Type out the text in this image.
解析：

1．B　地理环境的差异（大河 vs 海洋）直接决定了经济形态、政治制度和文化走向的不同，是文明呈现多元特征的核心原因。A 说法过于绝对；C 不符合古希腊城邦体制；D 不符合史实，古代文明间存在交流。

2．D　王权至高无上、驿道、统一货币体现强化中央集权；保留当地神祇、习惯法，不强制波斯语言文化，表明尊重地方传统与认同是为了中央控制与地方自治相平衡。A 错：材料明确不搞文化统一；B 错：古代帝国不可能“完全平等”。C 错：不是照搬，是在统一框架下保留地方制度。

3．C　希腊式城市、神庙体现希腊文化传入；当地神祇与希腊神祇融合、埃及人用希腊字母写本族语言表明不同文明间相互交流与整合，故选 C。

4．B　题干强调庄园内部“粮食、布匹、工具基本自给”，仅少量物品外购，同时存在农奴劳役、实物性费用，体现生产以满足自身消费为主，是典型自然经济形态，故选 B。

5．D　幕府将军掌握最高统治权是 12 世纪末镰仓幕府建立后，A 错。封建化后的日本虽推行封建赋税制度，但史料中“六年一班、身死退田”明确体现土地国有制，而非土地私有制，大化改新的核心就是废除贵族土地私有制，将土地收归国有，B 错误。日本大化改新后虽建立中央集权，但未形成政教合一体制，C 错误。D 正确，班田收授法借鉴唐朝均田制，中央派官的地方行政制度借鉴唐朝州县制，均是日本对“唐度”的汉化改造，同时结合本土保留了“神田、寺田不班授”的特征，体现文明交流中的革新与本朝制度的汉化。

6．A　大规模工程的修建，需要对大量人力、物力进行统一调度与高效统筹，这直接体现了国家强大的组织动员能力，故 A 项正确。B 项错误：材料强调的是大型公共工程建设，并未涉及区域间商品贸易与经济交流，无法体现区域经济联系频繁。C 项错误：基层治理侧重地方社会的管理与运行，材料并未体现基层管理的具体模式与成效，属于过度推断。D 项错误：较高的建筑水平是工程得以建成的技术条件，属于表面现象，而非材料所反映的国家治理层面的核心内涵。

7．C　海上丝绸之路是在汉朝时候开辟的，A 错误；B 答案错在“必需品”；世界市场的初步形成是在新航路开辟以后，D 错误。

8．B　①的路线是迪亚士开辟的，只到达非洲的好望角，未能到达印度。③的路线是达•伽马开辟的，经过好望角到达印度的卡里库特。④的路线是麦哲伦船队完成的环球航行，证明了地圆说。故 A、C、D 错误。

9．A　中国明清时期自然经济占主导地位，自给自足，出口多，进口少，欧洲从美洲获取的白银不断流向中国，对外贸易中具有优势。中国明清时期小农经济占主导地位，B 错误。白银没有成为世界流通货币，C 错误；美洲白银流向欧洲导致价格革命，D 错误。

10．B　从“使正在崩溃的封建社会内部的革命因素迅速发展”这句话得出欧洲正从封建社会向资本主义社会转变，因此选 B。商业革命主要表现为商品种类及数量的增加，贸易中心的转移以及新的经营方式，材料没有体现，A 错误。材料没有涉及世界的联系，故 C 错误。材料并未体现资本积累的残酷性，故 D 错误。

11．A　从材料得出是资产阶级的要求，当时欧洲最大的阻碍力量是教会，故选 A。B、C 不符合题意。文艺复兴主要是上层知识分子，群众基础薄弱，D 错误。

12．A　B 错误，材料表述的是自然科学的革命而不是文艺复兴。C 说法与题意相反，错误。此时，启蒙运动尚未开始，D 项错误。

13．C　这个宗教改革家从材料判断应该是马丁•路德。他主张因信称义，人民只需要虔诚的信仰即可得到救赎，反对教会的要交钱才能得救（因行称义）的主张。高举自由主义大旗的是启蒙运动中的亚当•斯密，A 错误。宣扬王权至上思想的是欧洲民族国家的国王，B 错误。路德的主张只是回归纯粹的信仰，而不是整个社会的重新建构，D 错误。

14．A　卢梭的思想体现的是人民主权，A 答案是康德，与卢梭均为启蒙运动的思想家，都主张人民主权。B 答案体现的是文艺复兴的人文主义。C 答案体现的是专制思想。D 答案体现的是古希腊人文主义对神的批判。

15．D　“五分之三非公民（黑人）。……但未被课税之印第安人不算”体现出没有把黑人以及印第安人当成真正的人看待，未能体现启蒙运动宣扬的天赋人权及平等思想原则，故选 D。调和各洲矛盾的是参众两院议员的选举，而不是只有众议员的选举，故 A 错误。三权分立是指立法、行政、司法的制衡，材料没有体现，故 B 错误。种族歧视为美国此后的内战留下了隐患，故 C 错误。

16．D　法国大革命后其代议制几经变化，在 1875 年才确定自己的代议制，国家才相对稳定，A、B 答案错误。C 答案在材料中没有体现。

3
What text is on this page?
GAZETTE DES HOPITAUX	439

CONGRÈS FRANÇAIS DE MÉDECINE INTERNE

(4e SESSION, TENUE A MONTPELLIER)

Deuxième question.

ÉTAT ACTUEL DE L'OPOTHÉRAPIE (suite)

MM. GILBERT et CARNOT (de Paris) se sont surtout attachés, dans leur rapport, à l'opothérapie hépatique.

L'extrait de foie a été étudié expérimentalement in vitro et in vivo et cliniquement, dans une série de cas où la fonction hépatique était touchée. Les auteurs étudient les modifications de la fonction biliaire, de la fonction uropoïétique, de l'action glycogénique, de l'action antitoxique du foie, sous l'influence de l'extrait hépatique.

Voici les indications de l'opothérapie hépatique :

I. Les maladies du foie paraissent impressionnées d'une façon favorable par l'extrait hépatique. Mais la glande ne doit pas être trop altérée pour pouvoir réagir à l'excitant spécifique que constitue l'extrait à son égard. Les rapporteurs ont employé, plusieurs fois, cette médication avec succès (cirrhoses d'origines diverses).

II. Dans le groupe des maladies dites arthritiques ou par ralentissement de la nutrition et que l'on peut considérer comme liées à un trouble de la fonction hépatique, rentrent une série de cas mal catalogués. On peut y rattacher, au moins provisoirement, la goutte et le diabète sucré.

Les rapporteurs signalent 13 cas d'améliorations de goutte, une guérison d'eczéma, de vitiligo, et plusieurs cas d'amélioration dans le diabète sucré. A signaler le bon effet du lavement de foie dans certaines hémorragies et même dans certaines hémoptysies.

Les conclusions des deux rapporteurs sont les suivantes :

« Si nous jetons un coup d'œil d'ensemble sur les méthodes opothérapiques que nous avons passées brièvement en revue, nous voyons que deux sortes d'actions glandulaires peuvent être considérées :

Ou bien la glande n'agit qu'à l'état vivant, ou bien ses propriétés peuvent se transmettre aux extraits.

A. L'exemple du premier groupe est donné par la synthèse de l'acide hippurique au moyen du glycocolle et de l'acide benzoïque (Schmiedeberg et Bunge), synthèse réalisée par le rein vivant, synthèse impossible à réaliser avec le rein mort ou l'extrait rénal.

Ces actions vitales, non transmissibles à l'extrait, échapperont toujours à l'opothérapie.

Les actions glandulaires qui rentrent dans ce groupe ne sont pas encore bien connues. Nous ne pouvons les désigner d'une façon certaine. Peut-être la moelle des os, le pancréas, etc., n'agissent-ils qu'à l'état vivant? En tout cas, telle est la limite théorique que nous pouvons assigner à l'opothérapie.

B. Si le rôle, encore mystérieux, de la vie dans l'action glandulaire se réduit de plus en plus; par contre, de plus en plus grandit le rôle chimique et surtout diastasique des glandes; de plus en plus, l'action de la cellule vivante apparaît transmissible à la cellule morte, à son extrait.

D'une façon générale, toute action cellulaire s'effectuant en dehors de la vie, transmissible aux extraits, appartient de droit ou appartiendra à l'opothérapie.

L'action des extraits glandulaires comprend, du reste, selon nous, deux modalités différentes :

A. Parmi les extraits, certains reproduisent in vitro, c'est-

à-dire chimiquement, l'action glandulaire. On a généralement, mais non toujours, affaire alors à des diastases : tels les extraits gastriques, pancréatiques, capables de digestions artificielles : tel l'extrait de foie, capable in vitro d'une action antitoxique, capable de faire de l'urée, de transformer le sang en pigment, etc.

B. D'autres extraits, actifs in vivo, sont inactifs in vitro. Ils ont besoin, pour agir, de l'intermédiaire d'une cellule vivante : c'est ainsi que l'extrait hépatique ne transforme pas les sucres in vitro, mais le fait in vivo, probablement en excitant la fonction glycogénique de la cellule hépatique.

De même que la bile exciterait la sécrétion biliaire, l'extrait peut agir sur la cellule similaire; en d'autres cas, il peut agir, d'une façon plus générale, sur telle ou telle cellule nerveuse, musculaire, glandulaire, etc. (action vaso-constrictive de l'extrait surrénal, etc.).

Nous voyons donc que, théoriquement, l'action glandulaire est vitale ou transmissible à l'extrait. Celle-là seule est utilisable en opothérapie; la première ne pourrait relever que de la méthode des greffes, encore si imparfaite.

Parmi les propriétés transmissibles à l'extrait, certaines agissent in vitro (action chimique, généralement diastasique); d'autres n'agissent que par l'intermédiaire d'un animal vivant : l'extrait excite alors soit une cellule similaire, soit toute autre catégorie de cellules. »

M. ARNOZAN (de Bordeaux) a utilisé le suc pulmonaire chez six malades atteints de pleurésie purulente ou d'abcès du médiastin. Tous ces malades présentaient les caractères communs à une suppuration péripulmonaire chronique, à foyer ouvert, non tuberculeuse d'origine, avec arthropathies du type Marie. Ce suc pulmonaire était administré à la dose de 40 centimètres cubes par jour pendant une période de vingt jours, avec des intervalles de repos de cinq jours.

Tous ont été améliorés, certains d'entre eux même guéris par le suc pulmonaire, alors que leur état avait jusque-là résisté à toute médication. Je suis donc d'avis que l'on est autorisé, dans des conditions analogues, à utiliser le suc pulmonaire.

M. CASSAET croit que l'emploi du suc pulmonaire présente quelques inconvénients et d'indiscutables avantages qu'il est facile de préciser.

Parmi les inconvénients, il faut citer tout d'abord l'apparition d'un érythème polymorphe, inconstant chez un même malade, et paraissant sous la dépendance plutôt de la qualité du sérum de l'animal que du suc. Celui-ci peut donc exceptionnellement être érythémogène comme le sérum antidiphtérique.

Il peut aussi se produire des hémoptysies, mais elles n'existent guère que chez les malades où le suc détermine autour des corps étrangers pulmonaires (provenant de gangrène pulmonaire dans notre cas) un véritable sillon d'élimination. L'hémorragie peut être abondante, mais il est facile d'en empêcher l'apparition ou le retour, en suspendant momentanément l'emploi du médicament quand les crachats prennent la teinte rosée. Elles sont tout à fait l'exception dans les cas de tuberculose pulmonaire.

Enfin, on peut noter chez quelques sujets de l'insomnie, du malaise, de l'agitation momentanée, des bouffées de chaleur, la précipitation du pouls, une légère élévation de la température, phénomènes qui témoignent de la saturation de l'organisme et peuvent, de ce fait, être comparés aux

————————

**SET TASK**
Pick out all lines from the data above in which the word "inconvénients" appears.

**FINAL RESULT**
M. CASSAET croit que l'emploi du suc pulmonaire présente quelques inconvénients et d'indiscutables avantages qu'il est facile de préciser.
Parmi les inconvénients, il faut citer tout d'abord l'apparition d'un érythème polymorphe, inconstant chez un même malade, et paraissant sous la dépendance plutôt de la qualité du sérum de l'animal que du suc. Celui-ci peut donc exceptionnellement être érythémogène comme le sérum antidiphtérique.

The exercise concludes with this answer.